# Source text:
Last Friday, I gave a talk on We Are the Ones We Have Been Waiting For at a Vermont League of Women Voters meeting. The talk itself was the latest iteration of my effort to summarize my book. The conversation that followed was rich and interesting, thanks entirely to the League members and others who had turned out. The whole event was covered on local public-access TV, and the video is below.

how public opinion on social spending has changed: a generational approach

Education spending is pretty popular. In 2012, three quarters of American adults told the General Social Survey that our nation spends too little on education. If you look at that question over time, you’ll find an interesting generational pattern. The three generations born (respectively) before 1926, before 1946, and before 1966 have each held successively more favorable views of education spending. I’d understand that as a story of economic growth and development. Young people have needed increasing amounts of education to flourish in our increasingly complex society. That need became increasingly evident to adults who came of age later in the 20th century. Generation-X, however, has held the same opinion as the Baby Boomers; and the limited data on Millennials suggests they are also in the same camp. The upshot: support for education spending is stable at a high level, buoyed by the majority opinion of everyone born since 1926, and not subject to much short-term change.


Welfare is different story. In 2012, almost half of adults (47.6%) told the GSS that we spend too much on it; one third thought welfare spending was about right, and just 19.1% said we should spend more. I have run a graph showing the “liberal” opinion (we should spend more), but I find the opposite graph more illuminating: see below.

# Assignment:
Write out the part of the blog post on social spending above that starts with "Welfare is different" and goes on through "illuminating: see below.", keeping every word and mark unchanged.

# Available data:

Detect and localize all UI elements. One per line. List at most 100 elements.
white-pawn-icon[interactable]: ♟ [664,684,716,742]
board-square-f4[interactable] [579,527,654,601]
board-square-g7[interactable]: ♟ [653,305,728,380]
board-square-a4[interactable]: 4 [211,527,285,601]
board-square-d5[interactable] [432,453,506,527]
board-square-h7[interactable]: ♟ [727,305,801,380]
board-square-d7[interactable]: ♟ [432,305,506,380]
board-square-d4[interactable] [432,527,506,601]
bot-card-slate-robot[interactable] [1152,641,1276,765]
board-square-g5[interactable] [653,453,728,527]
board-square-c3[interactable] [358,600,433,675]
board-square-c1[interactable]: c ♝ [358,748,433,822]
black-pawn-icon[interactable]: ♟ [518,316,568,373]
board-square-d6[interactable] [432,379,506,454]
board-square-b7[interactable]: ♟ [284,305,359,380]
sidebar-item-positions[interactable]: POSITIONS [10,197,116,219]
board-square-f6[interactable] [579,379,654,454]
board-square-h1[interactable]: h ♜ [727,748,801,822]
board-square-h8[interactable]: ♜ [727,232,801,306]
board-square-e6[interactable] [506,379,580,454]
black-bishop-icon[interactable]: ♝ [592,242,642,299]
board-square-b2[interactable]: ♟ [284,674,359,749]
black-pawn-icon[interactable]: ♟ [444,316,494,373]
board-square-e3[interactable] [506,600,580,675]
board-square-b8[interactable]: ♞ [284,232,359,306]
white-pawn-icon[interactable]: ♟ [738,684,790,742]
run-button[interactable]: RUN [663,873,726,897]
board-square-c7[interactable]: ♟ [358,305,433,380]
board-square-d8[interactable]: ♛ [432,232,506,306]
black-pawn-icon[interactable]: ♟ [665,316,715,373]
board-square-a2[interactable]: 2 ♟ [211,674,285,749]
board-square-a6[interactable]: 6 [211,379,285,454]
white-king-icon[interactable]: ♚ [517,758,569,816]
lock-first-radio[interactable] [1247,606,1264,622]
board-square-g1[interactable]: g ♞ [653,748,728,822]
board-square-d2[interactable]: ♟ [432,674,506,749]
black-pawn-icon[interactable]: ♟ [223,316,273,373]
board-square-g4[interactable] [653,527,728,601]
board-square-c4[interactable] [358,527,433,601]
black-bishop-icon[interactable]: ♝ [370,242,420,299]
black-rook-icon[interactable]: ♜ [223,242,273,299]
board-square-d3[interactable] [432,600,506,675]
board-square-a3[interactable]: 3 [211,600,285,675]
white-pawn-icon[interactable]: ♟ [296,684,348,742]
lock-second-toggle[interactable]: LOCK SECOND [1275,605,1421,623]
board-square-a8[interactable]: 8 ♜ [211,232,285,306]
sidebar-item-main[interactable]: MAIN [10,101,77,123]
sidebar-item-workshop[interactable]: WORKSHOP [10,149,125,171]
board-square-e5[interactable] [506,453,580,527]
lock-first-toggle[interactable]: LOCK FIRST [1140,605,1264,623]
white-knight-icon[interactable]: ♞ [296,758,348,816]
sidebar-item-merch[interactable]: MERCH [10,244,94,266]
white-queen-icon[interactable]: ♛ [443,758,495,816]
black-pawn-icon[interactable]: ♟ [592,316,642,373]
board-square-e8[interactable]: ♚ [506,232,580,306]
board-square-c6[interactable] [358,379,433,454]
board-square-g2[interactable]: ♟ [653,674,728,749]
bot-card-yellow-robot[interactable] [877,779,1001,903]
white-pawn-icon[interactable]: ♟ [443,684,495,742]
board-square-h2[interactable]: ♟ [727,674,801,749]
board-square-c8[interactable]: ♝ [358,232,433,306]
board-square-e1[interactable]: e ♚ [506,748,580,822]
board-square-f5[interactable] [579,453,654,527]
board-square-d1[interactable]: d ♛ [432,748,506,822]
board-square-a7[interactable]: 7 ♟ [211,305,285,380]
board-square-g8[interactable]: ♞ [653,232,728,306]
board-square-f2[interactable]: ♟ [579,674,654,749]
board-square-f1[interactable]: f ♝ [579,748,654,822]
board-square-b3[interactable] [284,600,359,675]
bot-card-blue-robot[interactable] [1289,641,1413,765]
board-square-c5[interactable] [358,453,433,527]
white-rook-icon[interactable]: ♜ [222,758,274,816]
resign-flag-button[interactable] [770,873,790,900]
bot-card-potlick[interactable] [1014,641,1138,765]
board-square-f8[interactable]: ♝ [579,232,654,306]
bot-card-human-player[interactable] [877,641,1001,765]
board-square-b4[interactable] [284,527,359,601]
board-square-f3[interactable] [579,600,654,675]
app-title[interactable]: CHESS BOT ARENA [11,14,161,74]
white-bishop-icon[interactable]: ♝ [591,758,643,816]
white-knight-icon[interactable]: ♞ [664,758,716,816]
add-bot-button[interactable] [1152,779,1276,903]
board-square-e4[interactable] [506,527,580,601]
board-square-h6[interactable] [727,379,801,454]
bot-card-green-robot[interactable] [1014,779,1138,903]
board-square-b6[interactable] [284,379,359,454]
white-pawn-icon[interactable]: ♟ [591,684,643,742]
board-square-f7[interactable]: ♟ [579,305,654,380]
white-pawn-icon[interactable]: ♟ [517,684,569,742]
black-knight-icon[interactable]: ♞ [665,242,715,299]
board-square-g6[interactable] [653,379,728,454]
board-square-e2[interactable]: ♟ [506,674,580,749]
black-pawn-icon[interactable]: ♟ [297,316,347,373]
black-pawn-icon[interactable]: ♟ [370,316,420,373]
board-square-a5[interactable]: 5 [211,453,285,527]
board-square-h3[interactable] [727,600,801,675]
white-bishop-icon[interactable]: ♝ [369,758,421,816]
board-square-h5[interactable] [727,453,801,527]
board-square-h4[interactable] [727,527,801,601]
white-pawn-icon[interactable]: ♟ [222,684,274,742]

# Finished exercise:
Welfare is different story. In 2012, almost half of adults (47.6%) told the GSS that we spend too much on it; one third thought welfare spending was about right, and just 19.1% said we should spend more. I have run a graph showing the “liberal” opinion (we should spend more), but I find the opposite graph more illuminating: see below.